» What the exercise asks
Report every line in the listing that contains the string "javno".

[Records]

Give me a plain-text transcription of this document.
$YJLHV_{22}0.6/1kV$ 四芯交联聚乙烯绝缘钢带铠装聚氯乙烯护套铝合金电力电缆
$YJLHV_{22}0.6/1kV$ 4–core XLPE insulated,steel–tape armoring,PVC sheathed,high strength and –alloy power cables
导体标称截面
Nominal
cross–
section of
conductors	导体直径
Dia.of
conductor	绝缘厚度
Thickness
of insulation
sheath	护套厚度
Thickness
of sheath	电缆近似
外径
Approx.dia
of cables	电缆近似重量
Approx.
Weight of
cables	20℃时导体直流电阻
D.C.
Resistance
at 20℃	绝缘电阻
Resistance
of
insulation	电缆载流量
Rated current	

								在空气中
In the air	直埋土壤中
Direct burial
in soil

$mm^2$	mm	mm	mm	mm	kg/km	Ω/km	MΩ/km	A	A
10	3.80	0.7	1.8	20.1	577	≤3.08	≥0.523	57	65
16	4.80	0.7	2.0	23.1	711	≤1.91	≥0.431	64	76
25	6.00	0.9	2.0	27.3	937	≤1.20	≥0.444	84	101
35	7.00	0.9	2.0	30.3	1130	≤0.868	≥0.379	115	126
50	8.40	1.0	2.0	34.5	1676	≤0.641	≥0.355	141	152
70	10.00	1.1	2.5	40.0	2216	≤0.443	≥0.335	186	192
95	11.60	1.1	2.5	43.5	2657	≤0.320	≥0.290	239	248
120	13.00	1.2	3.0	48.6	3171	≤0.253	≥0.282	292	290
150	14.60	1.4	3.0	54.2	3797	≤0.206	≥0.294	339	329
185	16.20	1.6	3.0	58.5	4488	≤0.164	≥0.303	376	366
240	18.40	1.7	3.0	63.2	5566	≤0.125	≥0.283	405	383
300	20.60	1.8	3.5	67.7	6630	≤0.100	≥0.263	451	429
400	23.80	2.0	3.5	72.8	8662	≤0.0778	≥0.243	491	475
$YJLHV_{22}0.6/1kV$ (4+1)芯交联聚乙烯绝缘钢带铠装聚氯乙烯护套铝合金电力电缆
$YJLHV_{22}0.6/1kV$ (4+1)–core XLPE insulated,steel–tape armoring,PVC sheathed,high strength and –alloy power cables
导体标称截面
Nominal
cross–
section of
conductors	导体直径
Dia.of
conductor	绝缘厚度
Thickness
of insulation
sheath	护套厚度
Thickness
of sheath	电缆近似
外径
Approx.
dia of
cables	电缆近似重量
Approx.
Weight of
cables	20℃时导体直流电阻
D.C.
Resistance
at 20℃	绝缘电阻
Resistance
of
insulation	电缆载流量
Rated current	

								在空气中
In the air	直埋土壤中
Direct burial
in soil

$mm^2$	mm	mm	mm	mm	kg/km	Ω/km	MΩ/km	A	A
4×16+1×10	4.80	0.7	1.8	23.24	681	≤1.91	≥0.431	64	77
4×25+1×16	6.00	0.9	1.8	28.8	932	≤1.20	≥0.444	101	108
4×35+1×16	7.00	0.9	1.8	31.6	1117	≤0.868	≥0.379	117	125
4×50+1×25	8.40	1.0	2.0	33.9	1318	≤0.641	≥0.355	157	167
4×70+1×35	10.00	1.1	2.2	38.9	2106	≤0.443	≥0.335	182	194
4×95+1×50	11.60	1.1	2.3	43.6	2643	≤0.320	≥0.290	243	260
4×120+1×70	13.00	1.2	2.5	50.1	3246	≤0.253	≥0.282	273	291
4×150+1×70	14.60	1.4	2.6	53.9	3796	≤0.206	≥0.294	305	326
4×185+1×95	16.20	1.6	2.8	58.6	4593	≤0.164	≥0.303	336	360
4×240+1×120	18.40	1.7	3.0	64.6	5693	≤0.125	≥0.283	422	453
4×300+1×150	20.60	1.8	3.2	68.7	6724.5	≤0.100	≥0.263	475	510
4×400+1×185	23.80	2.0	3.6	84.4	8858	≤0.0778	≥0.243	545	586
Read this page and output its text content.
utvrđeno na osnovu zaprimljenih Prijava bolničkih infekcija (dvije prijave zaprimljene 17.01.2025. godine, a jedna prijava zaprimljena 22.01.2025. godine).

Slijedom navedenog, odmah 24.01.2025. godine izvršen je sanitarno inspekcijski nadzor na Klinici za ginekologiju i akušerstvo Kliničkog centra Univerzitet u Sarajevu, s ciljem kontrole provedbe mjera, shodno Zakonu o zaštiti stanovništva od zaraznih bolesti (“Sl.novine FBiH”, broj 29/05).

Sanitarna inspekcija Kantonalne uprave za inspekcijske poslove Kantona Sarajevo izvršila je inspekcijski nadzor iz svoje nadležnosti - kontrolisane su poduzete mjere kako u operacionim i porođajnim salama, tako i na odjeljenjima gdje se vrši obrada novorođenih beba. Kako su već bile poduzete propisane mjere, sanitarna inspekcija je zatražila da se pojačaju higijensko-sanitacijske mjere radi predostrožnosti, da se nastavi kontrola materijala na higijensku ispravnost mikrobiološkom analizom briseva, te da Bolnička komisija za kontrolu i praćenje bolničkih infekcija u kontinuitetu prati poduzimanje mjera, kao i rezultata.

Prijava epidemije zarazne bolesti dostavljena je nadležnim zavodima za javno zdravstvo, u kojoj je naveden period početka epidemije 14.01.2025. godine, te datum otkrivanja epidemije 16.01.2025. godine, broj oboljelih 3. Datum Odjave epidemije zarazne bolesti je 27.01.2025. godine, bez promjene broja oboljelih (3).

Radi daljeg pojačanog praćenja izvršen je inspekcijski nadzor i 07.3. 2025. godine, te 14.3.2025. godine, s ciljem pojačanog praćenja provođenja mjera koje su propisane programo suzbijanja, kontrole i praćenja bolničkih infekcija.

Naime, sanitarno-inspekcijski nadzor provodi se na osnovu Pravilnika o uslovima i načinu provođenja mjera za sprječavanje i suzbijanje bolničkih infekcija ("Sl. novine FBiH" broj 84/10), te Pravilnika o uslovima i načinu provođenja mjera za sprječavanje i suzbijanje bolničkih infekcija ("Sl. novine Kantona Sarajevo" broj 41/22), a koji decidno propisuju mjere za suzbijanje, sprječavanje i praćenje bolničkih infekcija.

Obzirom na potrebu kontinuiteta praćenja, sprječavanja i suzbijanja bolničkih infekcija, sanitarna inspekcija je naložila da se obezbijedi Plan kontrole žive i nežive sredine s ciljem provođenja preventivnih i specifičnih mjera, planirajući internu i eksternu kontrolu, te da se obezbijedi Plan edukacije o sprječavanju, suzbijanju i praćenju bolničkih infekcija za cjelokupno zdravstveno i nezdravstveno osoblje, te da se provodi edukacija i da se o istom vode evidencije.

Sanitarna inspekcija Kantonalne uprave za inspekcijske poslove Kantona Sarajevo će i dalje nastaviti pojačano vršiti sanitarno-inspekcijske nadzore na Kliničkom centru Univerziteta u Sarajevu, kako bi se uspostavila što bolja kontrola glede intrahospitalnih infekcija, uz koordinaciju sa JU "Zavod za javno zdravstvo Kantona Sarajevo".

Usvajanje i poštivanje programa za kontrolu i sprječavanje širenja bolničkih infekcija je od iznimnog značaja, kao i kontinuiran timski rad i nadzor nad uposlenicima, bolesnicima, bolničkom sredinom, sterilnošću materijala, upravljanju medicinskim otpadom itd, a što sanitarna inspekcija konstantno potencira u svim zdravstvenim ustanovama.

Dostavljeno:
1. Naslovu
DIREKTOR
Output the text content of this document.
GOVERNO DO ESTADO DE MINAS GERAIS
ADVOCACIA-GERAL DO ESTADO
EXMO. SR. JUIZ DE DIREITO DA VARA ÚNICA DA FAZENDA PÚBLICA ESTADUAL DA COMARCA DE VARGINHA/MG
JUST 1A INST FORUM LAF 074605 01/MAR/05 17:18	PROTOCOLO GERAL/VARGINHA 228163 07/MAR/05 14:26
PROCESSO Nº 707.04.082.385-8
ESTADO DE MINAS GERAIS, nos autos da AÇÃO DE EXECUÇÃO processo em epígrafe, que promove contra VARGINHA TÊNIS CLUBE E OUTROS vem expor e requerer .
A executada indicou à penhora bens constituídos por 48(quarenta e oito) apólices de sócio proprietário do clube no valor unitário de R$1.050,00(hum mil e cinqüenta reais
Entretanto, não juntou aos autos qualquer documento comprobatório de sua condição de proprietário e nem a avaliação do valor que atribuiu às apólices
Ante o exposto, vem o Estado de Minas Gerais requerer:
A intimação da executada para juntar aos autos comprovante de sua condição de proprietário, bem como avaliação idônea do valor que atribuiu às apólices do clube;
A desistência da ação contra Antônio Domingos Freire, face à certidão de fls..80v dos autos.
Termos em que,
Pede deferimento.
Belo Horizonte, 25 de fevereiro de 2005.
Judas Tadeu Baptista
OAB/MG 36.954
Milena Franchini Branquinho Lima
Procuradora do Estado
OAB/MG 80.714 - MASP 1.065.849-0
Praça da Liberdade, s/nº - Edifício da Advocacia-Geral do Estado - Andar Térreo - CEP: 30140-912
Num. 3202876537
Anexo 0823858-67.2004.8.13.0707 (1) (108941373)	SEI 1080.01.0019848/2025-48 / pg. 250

» Written response
Prijava epidemije zarazne bolesti dostavljena je nadležnim zavodima za javno zdravstvo, u kojoj je naveden period početka epidemije 14.01.2025. godine, te datum otkrivanja epidemije 16.01.2025. godine, broj oboljelih 3. Datum Odjave epidemije zarazne bolesti je 27.01.2025. godine, bez promjene broja oboljelih (3).
Sanitarna inspekcija Kantonalne uprave za inspekcijske poslove Kantona Sarajevo će i dalje nastaviti pojačano vršiti sanitarno-inspekcijske nadzore na Kliničkom centru Univerziteta u Sarajevu, kako bi se uspostavila što bolja kontrola glede intrahospitalnih infekcija, uz koordinaciju sa JU "Zavod za javno zdravstvo Kantona Sarajevo".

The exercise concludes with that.